__Task requirements__
Pull every line of the entries that has the word "abordados".
————
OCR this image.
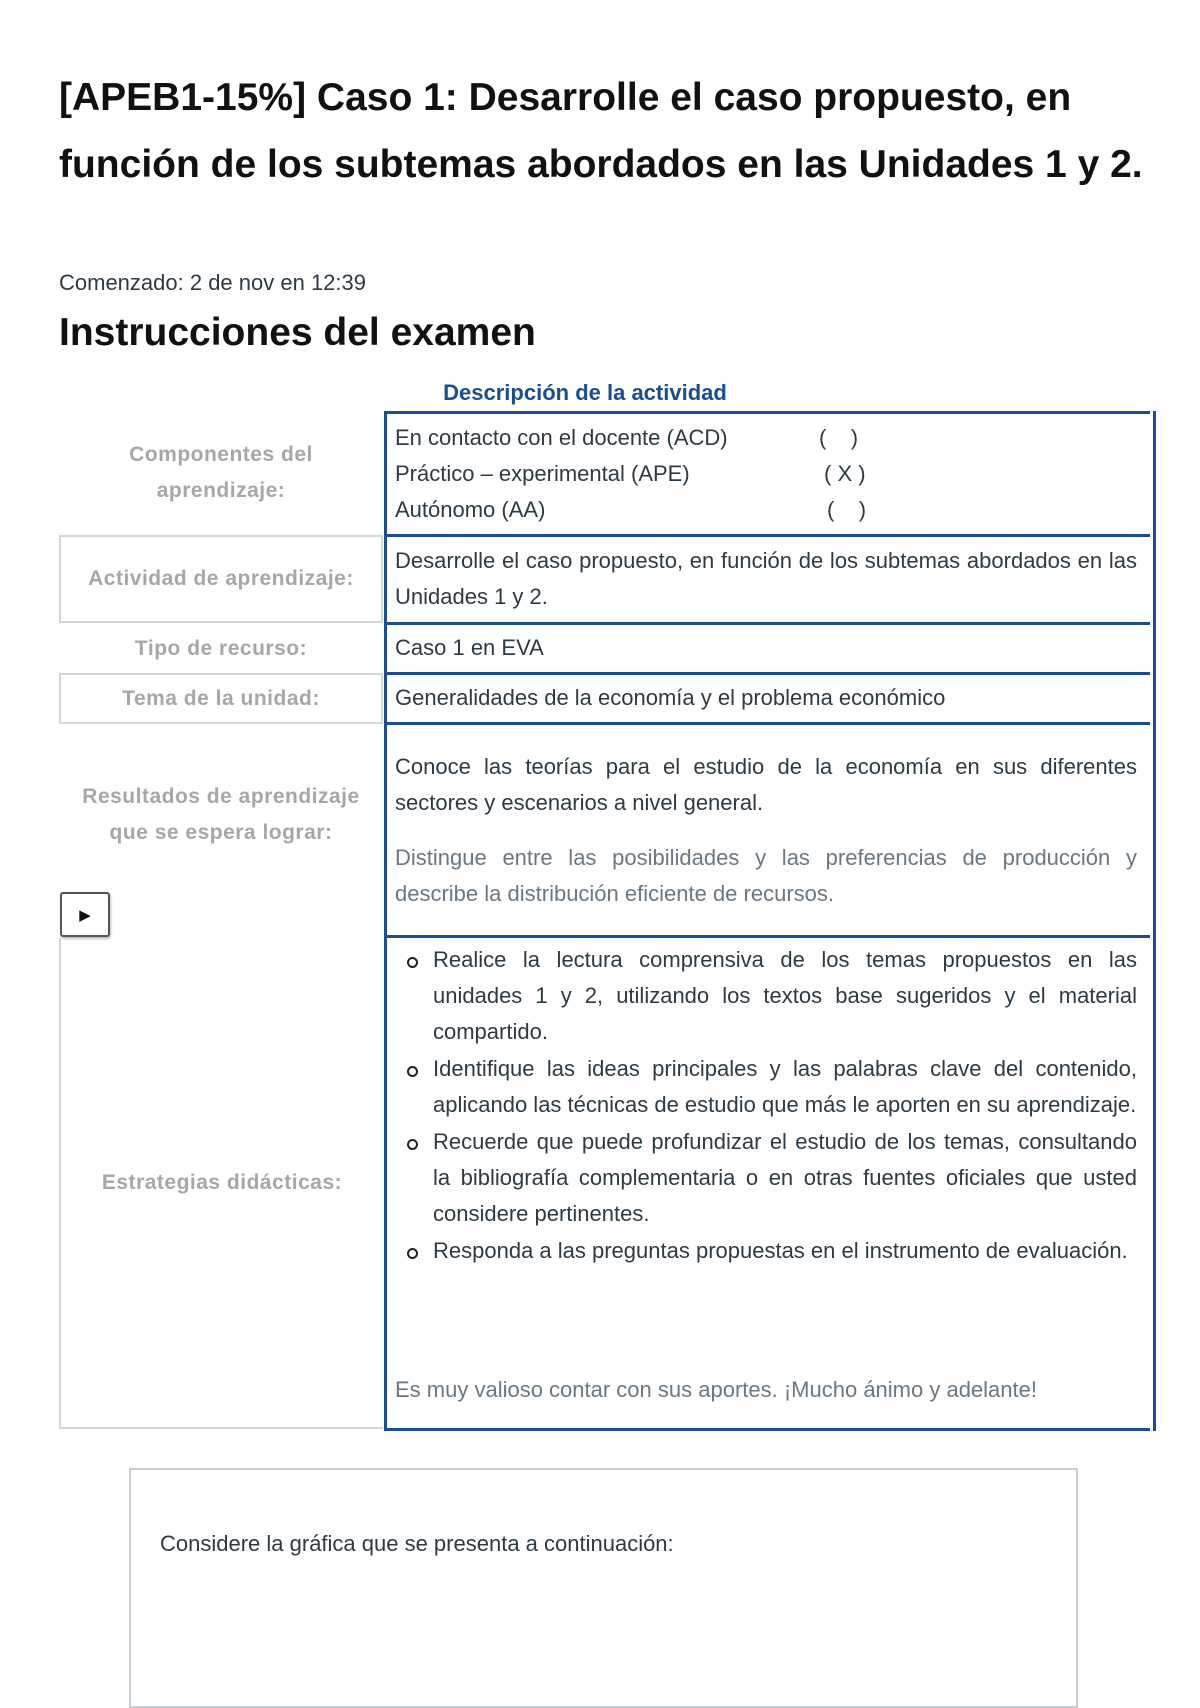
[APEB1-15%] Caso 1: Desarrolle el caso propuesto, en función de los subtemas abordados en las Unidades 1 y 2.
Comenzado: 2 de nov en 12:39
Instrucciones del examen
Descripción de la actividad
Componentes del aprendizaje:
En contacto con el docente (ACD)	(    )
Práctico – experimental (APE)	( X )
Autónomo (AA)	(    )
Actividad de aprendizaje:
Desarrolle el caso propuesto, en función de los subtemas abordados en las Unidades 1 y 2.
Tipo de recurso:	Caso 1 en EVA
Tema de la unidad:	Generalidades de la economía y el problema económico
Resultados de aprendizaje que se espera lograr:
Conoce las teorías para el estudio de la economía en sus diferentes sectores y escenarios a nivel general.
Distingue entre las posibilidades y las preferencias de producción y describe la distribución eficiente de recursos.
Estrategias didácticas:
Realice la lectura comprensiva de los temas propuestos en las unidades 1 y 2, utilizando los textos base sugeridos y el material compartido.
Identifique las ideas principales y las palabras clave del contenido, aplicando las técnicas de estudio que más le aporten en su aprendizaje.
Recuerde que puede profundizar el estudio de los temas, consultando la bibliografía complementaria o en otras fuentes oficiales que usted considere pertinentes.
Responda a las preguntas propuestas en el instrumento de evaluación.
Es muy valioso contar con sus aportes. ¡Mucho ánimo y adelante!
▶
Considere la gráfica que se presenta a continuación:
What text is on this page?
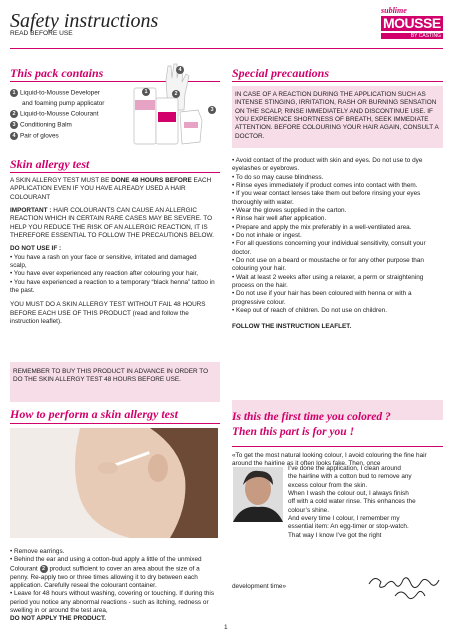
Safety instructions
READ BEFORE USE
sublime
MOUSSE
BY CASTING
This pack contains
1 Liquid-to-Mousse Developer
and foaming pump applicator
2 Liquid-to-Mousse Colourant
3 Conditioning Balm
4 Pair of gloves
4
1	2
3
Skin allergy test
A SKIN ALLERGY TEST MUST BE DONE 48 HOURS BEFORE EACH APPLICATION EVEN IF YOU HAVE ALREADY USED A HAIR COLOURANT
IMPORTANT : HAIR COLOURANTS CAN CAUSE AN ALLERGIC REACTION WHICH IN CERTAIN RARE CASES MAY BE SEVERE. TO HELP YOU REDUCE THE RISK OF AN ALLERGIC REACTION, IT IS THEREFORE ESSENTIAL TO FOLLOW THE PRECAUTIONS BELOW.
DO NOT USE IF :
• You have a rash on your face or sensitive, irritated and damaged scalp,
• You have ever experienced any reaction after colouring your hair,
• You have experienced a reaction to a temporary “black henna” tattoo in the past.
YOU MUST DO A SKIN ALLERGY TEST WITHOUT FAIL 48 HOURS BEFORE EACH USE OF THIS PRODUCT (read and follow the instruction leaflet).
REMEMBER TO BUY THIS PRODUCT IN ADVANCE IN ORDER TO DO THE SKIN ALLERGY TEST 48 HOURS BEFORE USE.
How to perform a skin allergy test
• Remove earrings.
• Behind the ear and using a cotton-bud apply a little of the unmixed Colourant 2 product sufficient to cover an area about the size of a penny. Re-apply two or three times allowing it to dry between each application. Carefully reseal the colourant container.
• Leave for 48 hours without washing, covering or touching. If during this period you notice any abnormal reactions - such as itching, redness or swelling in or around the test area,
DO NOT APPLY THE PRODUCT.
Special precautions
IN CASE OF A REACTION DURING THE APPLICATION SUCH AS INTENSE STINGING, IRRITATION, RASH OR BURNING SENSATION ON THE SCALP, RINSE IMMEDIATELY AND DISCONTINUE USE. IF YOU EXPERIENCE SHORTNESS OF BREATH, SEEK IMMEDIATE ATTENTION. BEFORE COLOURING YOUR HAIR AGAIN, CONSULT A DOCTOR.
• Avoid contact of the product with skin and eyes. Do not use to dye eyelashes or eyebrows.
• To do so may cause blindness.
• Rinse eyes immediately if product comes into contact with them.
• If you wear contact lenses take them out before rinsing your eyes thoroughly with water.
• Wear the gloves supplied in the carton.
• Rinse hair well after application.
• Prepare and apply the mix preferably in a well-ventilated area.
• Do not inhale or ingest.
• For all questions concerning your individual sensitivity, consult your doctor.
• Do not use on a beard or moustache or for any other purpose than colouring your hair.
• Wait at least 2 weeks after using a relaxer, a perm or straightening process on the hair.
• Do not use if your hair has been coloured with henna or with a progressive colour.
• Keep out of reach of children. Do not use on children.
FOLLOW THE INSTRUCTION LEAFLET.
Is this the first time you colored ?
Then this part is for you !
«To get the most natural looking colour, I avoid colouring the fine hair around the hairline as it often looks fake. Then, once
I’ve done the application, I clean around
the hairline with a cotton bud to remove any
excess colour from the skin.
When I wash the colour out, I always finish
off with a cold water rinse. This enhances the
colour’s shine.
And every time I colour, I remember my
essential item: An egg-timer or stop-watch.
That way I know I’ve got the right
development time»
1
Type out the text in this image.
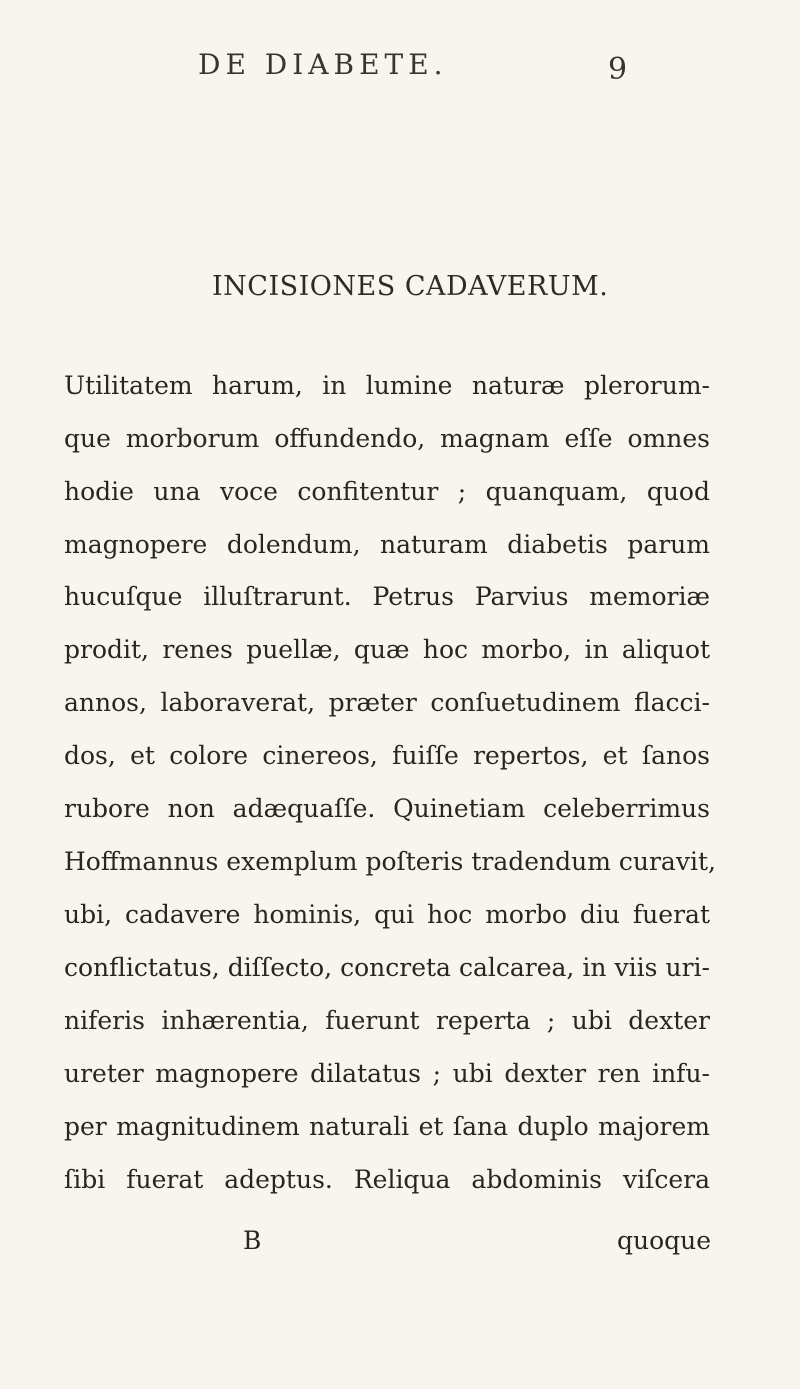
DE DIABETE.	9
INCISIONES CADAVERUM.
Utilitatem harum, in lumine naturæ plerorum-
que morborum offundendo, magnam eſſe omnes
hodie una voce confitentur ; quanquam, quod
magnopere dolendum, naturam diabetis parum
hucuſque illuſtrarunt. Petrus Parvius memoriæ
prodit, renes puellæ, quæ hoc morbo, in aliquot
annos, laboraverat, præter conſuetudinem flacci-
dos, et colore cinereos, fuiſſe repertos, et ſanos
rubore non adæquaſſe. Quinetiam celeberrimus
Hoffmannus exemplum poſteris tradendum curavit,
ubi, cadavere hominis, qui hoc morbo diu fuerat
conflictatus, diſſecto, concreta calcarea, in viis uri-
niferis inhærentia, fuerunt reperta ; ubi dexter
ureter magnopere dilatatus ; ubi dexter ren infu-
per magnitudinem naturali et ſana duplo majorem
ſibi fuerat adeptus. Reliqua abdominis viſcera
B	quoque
————
__Response to this task__
[APEB1-15%] Caso 1: Desarrolle el caso propuesto, en función de los subtemas abordados en las Unidades 1 y 2.
Desarrolle el caso propuesto, en función de los subtemas abordados en las Unidades 1 y 2.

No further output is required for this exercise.